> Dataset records
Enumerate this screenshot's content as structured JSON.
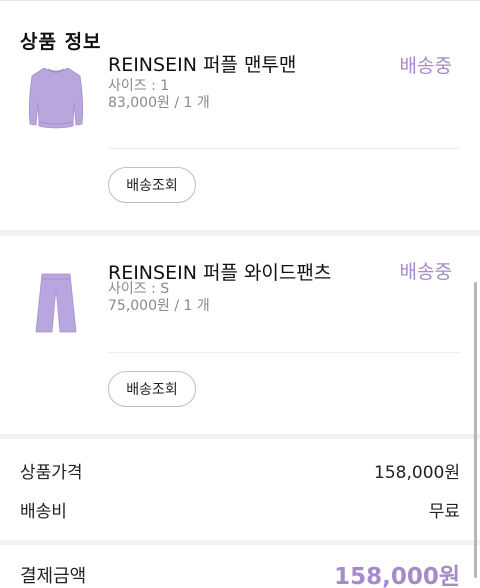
{
  "section": {
    "title": "상품 정보"
  },
  "products": [
    {
      "name": "REINSEIN 퍼플 맨투맨",
      "status": "배송중",
      "option": "사이즈 : 1",
      "price": "83,000원 / 1 개",
      "track_label": "배송조회",
      "thumbnail_icon": "sweatshirt-icon"
    },
    {
      "name": "REINSEIN 퍼플 와이드팬츠",
      "status": "배송중",
      "option": "사이즈 : S",
      "price": "75,000원 / 1 개",
      "track_label": "배송조회",
      "thumbnail_icon": "wide-pants-icon"
    }
  ],
  "summary": {
    "product_price_label": "상품가격",
    "product_price_value": "158,000원",
    "shipping_label": "배송비",
    "shipping_value": "무료",
    "total_label": "결제금액",
    "total_value": "158,000원"
  },
  "colors": {
    "accent": "#a58bc9",
    "product_purple": "#b9a6de"
  }
}
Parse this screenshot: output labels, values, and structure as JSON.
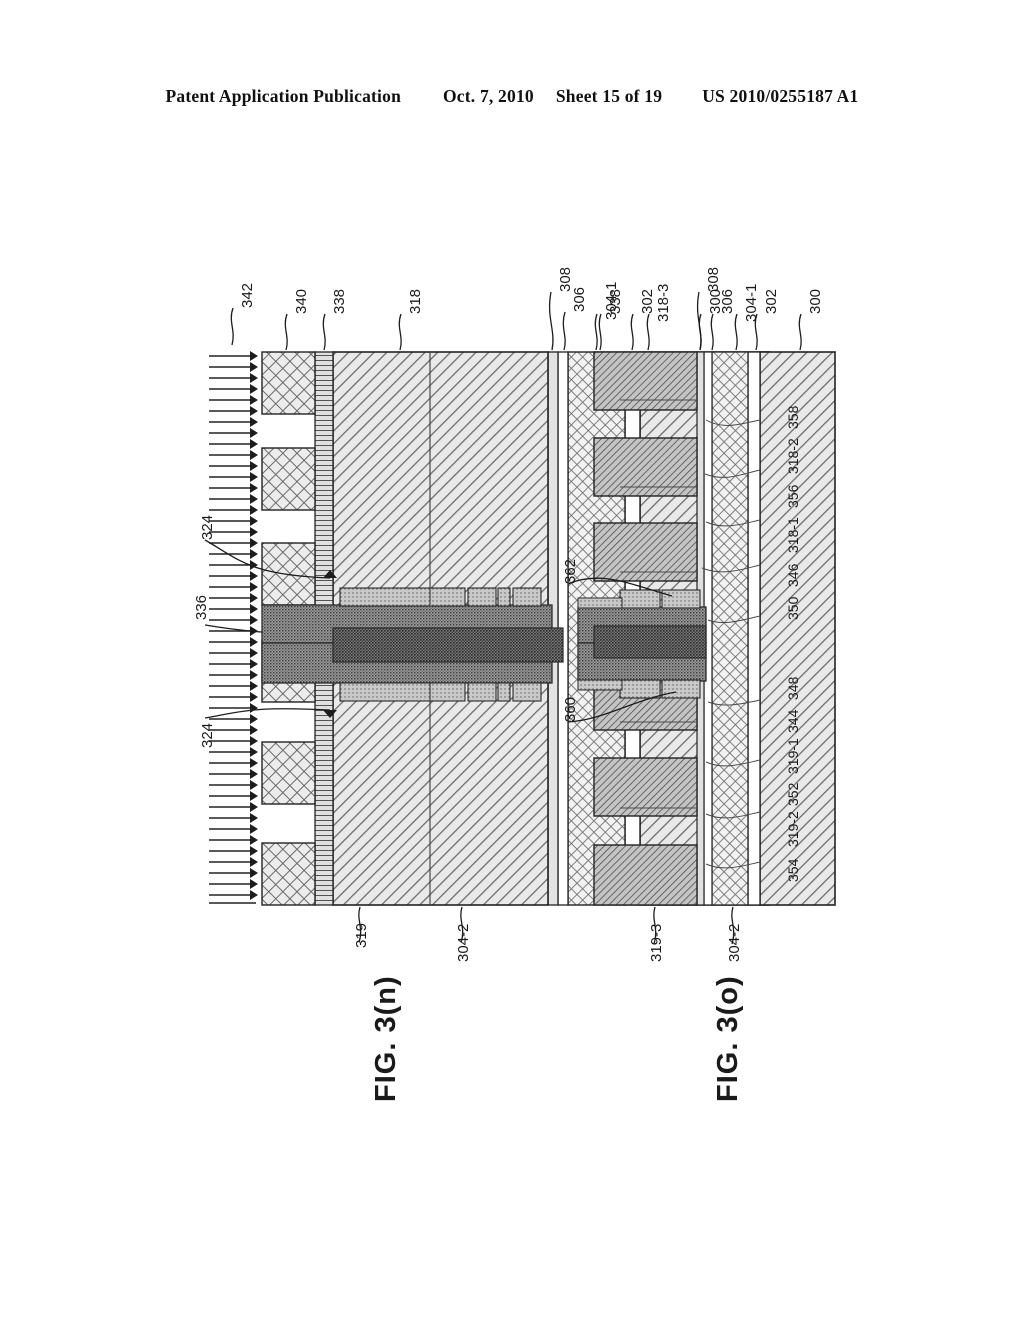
{
  "header": {
    "publication": "Patent Application Publication",
    "date": "Oct. 7, 2010",
    "sheet": "Sheet 15 of 19",
    "number": "US 2010/0255187 A1"
  },
  "figures": [
    {
      "id": "fig-3n",
      "caption": "FIG. 3(n)",
      "top_labels": [
        "342",
        "340",
        "338",
        "318",
        "308",
        "306",
        "304-1",
        "302",
        "300"
      ],
      "left_labels": [
        "324",
        "336",
        "324"
      ],
      "bottom_labels": [
        "319",
        "304-2"
      ]
    },
    {
      "id": "fig-3o",
      "caption": "FIG. 3(o)",
      "top_labels": [
        "338",
        "318-3",
        "308",
        "306",
        "304-1",
        "302",
        "300"
      ],
      "inner_labels": [
        "362",
        "360"
      ],
      "stack_labels": [
        "354",
        "319-2",
        "352",
        "319-1",
        "344",
        "348",
        "350",
        "346",
        "318-1",
        "356",
        "318-2",
        "358"
      ],
      "bottom_labels": [
        "319-3",
        "304-2"
      ]
    }
  ],
  "colors": {
    "ink": "#1a1a1a",
    "line": "#222222",
    "paper": "#ffffff",
    "fill_light": "#d8d8d8",
    "fill_mid": "#b8b8b8",
    "fill_dark": "#8e8e8e"
  }
}
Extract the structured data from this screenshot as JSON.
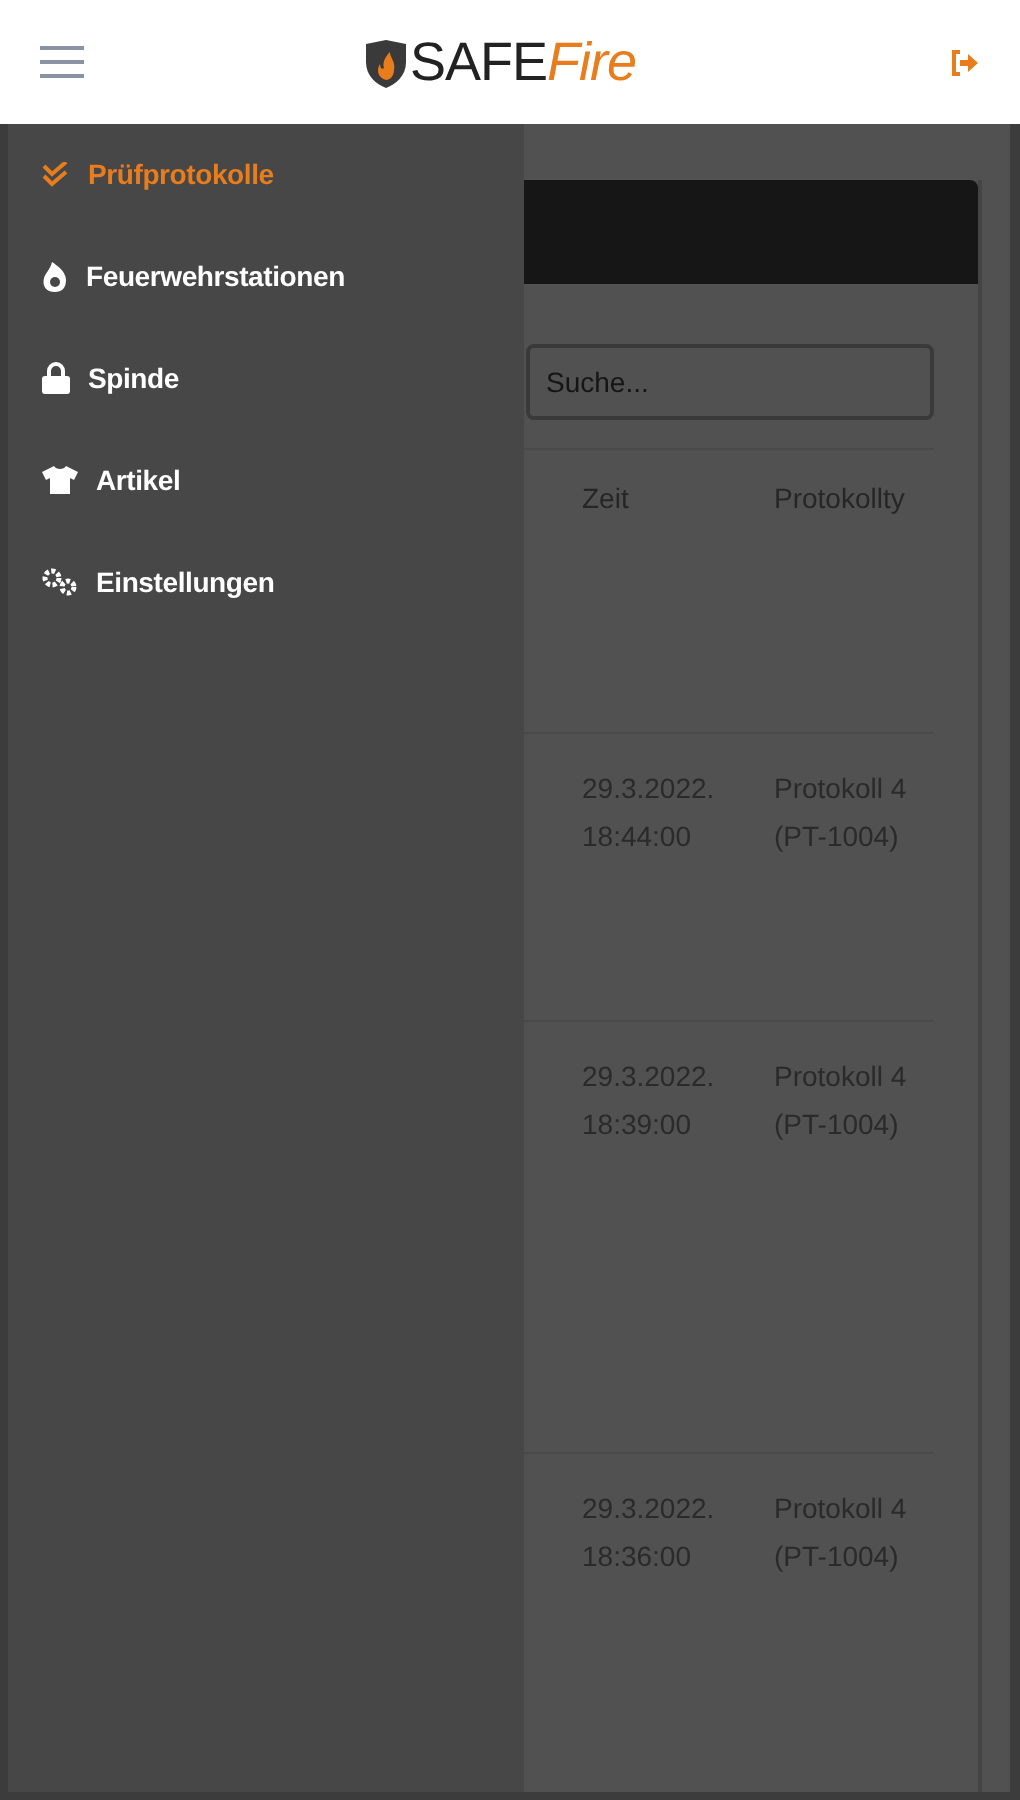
{
  "header": {
    "logo": {
      "main": "SAFE",
      "accent": "Fire"
    }
  },
  "drawer": {
    "items": [
      {
        "label": "Prüfprotokolle",
        "kind": "check",
        "selected": true
      },
      {
        "label": "Feuerwehrstationen",
        "kind": "fire",
        "selected": false
      },
      {
        "label": "Spinde",
        "kind": "lock",
        "selected": false
      },
      {
        "label": "Artikel",
        "kind": "shirt",
        "selected": false
      },
      {
        "label": "Einstellungen",
        "kind": "gears",
        "selected": false
      }
    ]
  },
  "content": {
    "search": {
      "placeholder": "Suche..."
    },
    "table": {
      "columns": [
        "Zeit",
        "Protokollty"
      ],
      "rows": [
        {
          "zeit": "29.3.2022. 18:44:00",
          "protokoll": "Protokoll 4 (PT-1004)"
        },
        {
          "zeit": "29.3.2022. 18:39:00",
          "protokoll": "Protokoll 4 (PT-1004)"
        },
        {
          "zeit": "29.3.2022. 18:36:00",
          "protokoll": "Protokoll 4 (PT-1004)"
        }
      ]
    }
  }
}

> THE TASK
Find the word "icon" in the data and show each line that holds it.

> WORKED SOLUTION
      "thumbnail_icon": "sweatshirt-icon"
      "thumbnail_icon": "wide-pants-icon"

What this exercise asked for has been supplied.